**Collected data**
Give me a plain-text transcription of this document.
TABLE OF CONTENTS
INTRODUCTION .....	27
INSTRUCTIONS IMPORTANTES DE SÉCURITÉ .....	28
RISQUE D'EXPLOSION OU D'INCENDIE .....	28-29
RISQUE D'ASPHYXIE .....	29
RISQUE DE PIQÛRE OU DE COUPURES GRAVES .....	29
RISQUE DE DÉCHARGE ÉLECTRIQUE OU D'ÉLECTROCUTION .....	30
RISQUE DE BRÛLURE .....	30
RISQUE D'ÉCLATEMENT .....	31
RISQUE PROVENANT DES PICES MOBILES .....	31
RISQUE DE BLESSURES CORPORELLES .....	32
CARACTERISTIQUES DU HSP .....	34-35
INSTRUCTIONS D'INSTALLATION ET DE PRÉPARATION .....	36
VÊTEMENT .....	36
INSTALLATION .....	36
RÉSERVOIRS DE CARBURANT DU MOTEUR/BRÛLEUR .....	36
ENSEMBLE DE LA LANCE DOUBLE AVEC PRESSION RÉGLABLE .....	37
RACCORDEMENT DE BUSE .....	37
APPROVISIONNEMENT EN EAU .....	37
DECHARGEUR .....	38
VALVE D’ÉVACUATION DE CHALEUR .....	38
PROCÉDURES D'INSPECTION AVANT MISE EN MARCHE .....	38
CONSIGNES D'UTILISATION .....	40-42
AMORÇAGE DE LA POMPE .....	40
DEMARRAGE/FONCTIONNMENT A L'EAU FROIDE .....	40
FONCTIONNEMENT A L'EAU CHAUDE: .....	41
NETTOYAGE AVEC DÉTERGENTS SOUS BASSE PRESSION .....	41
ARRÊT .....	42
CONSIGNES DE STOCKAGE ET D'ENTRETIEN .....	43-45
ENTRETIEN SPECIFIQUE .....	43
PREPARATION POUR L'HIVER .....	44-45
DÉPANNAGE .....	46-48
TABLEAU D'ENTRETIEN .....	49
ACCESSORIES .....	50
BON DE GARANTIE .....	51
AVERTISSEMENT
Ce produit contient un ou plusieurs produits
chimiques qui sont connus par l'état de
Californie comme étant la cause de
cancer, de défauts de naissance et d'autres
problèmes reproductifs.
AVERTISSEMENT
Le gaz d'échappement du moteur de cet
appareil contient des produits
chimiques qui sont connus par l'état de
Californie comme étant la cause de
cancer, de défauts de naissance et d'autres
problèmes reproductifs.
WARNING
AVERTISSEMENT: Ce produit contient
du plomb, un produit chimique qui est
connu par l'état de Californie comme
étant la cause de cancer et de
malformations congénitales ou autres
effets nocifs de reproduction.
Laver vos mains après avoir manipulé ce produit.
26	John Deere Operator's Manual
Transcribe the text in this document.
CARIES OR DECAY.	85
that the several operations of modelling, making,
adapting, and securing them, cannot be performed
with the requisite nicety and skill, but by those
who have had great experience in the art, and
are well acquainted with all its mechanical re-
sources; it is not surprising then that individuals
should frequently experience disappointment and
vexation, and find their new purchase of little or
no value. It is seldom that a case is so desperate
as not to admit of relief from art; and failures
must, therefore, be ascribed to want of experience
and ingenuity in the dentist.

**Exercise instructions**
Please restate the data word for word, every record included.

**Correct output**
Give me a plain-text transcription of this document.
TABLE OF CONTENTS
INTRODUCTION .....	27
INSTRUCTIONS IMPORTANTES DE SÉCURITÉ .....	28
RISQUE D'EXPLOSION OU D'INCENDIE .....	28-29
RISQUE D'ASPHYXIE .....	29
RISQUE DE PIQÛRE OU DE COUPURES GRAVES .....	29
RISQUE DE DÉCHARGE ÉLECTRIQUE OU D'ÉLECTROCUTION .....	30
RISQUE DE BRÛLURE .....	30
RISQUE D'ÉCLATEMENT .....	31
RISQUE PROVENANT DES PICES MOBILES .....	31
RISQUE DE BLESSURES CORPORELLES .....	32
CARACTERISTIQUES DU HSP .....	34-35
INSTRUCTIONS D'INSTALLATION ET DE PRÉPARATION .....	36
VÊTEMENT .....	36
INSTALLATION .....	36
RÉSERVOIRS DE CARBURANT DU MOTEUR/BRÛLEUR .....	36
ENSEMBLE DE LA LANCE DOUBLE AVEC PRESSION RÉGLABLE .....	37
RACCORDEMENT DE BUSE .....	37
APPROVISIONNEMENT EN EAU .....	37
DECHARGEUR .....	38
VALVE D’ÉVACUATION DE CHALEUR .....	38
PROCÉDURES D'INSPECTION AVANT MISE EN MARCHE .....	38
CONSIGNES D'UTILISATION .....	40-42
AMORÇAGE DE LA POMPE .....	40
DEMARRAGE/FONCTIONNMENT A L'EAU FROIDE .....	40
FONCTIONNEMENT A L'EAU CHAUDE: .....	41
NETTOYAGE AVEC DÉTERGENTS SOUS BASSE PRESSION .....	41
ARRÊT .....	42
CONSIGNES DE STOCKAGE ET D'ENTRETIEN .....	43-45
ENTRETIEN SPECIFIQUE .....	43
PREPARATION POUR L'HIVER .....	44-45
DÉPANNAGE .....	46-48
TABLEAU D'ENTRETIEN .....	49
ACCESSORIES .....	50
BON DE GARANTIE .....	51
AVERTISSEMENT
Ce produit contient un ou plusieurs produits
chimiques qui sont connus par l'état de
Californie comme étant la cause de
cancer, de défauts de naissance et d'autres
problèmes reproductifs.
AVERTISSEMENT
Le gaz d'échappement du moteur de cet
appareil contient des produits
chimiques qui sont connus par l'état de
Californie comme étant la cause de
cancer, de défauts de naissance et d'autres
problèmes reproductifs.
WARNING
AVERTISSEMENT: Ce produit contient
du plomb, un produit chimique qui est
connu par l'état de Californie comme
étant la cause de cancer et de
malformations congénitales ou autres
effets nocifs de reproduction.
Laver vos mains après avoir manipulé ce produit.
26	John Deere Operator's Manual
Transcribe the text in this document.
CARIES OR DECAY.	85
that the several operations of modelling, making,
adapting, and securing them, cannot be performed
with the requisite nicety and skill, but by those
who have had great experience in the art, and
are well acquainted with all its mechanical re-
sources; it is not surprising then that individuals
should frequently experience disappointment and
vexation, and find their new purchase of little or
no value. It is seldom that a case is so desperate
as not to admit of relief from art; and failures
must, therefore, be ascribed to want of experience
and ingenuity in the dentist.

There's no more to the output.